### REQUIRED TASK
Review the listing and copy each line that holds the word "index".

----

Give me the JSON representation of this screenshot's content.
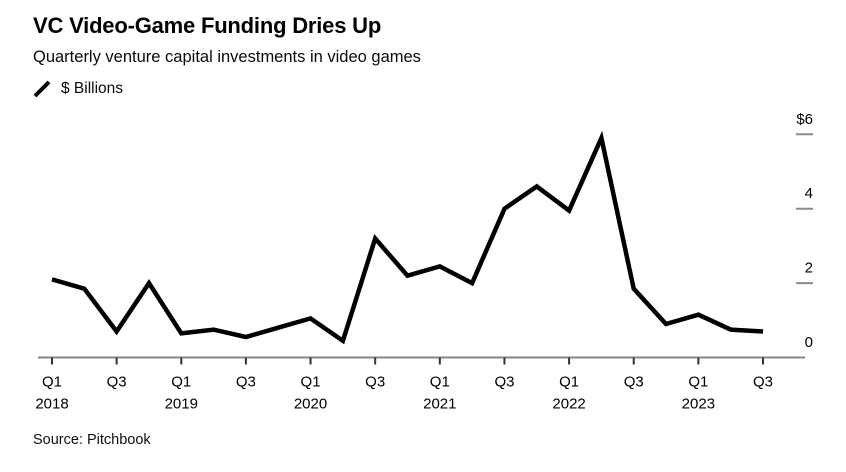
{
  "header": {
    "title": "VC Video-Game Funding Dries Up",
    "subtitle": "Quarterly venture capital investments in video games"
  },
  "legend": {
    "series_label": "$ Billions"
  },
  "source": {
    "text": "Source: Pitchbook"
  },
  "colors": {
    "background": "#ffffff",
    "line": "#000000",
    "axis_line": "#858585",
    "tick_mark": "#333333",
    "grid_dash": "#8c8c8c",
    "label_text": "#000000"
  },
  "chart_data": {
    "type": "line",
    "title": "VC Video-Game Funding Dries Up",
    "subtitle": "Quarterly venture capital investments in video games",
    "unit": "$ Billions",
    "x": [
      "Q1 2018",
      "Q2 2018",
      "Q3 2018",
      "Q4 2018",
      "Q1 2019",
      "Q2 2019",
      "Q3 2019",
      "Q4 2019",
      "Q1 2020",
      "Q2 2020",
      "Q3 2020",
      "Q4 2020",
      "Q1 2021",
      "Q2 2021",
      "Q3 2021",
      "Q4 2021",
      "Q1 2022",
      "Q2 2022",
      "Q3 2022",
      "Q4 2022",
      "Q1 2023",
      "Q2 2023",
      "Q3 2023"
    ],
    "series": [
      {
        "name": "$ Billions",
        "values": [
          2.1,
          1.85,
          0.7,
          2.0,
          0.65,
          0.75,
          0.55,
          0.8,
          1.05,
          0.45,
          3.2,
          2.2,
          2.45,
          2.0,
          4.0,
          4.6,
          3.95,
          5.9,
          1.85,
          0.9,
          1.15,
          0.75,
          0.7
        ]
      }
    ],
    "x_tick_labels": [
      {
        "index": 0,
        "label": "Q1",
        "year": "2018"
      },
      {
        "index": 2,
        "label": "Q3",
        "year": ""
      },
      {
        "index": 4,
        "label": "Q1",
        "year": "2019"
      },
      {
        "index": 6,
        "label": "Q3",
        "year": ""
      },
      {
        "index": 8,
        "label": "Q1",
        "year": "2020"
      },
      {
        "index": 10,
        "label": "Q3",
        "year": ""
      },
      {
        "index": 12,
        "label": "Q1",
        "year": "2021"
      },
      {
        "index": 14,
        "label": "Q3",
        "year": ""
      },
      {
        "index": 16,
        "label": "Q1",
        "year": "2022"
      },
      {
        "index": 18,
        "label": "Q3",
        "year": ""
      },
      {
        "index": 20,
        "label": "Q1",
        "year": "2023"
      },
      {
        "index": 22,
        "label": "Q3",
        "year": ""
      }
    ],
    "y_ticks": [
      {
        "label": "$6",
        "value": 6,
        "dash": true
      },
      {
        "label": "4",
        "value": 4,
        "dash": true
      },
      {
        "label": "2",
        "value": 2,
        "dash": true
      },
      {
        "label": "0",
        "value": 0,
        "dash": false
      }
    ],
    "ylim": [
      0,
      6
    ],
    "grid": "right-side-dashes-only",
    "legend_position": "top-left"
  }
}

----

### RESULT
        "index": 0,
        "index": 2,
        "index": 4,
        "index": 6,
        "index": 8,
        "index": 10,
        "index": 12,
        "index": 14,
        "index": 16,
        "index": 18,
        "index": 20,
        "index": 22,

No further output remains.